DIRECTIONS FOR THIS TASK
Report, as a bare number, how many lines hold "name".

(Extracts from a graphics dataset)
↓
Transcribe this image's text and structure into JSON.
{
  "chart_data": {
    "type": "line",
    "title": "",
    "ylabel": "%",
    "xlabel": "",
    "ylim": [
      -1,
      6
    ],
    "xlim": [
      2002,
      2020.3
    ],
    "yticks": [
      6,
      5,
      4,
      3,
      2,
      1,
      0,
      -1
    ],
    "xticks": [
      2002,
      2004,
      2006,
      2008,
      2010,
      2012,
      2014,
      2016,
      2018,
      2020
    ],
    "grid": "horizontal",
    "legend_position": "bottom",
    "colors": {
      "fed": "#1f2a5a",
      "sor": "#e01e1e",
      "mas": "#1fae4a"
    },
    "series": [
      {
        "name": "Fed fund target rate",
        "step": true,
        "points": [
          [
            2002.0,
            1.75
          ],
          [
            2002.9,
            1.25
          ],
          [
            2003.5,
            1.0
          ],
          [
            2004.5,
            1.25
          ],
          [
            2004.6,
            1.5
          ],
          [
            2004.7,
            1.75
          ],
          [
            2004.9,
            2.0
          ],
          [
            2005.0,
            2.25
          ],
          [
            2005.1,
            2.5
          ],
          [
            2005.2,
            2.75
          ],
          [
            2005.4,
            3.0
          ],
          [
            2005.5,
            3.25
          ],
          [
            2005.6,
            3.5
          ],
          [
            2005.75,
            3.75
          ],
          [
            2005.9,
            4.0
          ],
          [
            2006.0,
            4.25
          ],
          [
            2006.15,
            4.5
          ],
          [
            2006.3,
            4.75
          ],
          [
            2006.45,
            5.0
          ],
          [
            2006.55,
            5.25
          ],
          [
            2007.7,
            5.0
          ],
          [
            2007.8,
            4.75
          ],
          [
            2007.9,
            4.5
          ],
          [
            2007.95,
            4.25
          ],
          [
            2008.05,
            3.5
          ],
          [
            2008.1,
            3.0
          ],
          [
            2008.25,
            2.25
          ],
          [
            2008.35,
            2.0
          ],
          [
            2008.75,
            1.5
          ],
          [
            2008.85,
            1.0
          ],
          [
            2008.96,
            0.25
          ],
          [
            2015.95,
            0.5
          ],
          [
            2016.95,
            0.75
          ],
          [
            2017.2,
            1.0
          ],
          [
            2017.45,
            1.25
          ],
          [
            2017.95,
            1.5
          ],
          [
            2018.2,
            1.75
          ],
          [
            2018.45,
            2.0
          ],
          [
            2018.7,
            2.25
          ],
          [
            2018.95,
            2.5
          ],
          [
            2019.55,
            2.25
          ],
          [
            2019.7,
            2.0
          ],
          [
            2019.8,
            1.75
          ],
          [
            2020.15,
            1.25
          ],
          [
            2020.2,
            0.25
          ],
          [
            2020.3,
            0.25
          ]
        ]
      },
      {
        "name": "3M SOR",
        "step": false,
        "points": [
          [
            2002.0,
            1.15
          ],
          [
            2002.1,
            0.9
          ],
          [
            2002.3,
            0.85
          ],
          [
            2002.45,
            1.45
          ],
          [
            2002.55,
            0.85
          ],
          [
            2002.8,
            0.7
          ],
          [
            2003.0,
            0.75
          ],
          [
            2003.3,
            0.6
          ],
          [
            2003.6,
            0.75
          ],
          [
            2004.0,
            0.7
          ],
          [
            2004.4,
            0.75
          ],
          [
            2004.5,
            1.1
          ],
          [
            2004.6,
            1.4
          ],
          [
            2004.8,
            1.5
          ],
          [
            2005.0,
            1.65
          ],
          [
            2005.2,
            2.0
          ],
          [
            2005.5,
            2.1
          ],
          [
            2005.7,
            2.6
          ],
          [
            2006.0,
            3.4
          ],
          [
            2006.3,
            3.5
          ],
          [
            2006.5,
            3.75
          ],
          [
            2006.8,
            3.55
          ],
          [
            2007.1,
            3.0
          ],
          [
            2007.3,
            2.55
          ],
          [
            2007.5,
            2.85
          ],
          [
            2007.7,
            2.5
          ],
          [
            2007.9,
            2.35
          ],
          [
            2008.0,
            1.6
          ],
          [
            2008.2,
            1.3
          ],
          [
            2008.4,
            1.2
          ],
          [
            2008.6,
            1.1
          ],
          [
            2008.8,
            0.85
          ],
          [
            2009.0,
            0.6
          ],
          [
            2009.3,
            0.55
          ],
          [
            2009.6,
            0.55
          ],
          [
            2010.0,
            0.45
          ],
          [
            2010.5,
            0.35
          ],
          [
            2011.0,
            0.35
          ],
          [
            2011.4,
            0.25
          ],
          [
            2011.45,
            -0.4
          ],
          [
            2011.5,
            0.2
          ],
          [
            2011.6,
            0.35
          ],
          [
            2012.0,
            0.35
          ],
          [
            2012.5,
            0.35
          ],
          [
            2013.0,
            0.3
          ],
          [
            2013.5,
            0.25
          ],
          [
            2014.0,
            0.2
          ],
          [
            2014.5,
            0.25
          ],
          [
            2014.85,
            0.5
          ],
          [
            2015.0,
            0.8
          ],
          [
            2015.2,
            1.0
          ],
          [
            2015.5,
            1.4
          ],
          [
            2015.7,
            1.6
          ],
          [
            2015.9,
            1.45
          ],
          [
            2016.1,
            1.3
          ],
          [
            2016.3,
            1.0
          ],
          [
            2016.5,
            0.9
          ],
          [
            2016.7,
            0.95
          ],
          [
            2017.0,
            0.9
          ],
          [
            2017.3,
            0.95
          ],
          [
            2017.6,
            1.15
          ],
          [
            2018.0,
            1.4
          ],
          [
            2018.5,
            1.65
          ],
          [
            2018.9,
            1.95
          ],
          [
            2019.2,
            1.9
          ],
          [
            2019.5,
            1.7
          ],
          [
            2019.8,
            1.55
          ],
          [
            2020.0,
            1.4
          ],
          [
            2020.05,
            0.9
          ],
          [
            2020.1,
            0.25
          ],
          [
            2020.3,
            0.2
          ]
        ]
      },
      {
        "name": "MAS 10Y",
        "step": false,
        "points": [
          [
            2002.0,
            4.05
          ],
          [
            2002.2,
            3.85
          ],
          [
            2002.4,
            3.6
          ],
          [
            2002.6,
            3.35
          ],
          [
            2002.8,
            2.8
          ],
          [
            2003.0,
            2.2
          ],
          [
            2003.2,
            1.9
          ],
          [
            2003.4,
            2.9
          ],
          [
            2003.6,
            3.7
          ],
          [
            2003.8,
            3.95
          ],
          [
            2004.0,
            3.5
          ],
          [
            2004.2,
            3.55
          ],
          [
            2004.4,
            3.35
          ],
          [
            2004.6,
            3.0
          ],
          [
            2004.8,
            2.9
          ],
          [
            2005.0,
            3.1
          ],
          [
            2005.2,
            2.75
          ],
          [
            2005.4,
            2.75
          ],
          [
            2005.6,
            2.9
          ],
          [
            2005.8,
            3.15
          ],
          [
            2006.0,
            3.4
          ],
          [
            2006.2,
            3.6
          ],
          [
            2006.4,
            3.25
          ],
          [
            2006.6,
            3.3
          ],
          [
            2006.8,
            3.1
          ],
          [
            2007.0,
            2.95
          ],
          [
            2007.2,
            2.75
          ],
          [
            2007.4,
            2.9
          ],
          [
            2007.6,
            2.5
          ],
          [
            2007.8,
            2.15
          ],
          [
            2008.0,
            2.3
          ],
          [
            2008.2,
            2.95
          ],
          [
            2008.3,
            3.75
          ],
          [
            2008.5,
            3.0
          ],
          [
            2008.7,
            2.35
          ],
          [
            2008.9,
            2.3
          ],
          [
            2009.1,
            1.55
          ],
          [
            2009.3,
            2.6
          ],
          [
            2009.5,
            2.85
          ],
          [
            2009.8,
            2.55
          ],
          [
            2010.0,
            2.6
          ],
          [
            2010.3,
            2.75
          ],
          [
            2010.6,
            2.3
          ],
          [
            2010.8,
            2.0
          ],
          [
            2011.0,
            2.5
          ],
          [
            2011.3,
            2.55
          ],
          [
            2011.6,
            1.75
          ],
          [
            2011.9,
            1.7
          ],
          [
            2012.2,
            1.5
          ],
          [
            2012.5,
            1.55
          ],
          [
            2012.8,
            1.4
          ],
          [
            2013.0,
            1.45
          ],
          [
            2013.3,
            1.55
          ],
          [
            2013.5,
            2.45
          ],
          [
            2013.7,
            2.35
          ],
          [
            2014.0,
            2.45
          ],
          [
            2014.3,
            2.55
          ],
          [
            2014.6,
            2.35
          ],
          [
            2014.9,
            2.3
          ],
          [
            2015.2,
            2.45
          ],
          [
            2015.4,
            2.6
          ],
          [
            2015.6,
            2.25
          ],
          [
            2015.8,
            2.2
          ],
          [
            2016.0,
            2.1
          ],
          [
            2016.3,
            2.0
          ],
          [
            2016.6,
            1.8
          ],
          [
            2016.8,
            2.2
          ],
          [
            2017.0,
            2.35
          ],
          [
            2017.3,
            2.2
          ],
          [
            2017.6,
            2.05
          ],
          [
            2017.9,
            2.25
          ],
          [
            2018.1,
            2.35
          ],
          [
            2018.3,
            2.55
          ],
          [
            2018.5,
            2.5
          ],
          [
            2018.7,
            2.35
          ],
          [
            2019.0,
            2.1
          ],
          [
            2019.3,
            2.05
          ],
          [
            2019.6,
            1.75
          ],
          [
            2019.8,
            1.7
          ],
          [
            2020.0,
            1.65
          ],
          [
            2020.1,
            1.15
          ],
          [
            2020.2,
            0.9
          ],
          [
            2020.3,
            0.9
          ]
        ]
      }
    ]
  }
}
↑
IN RESPONSE
3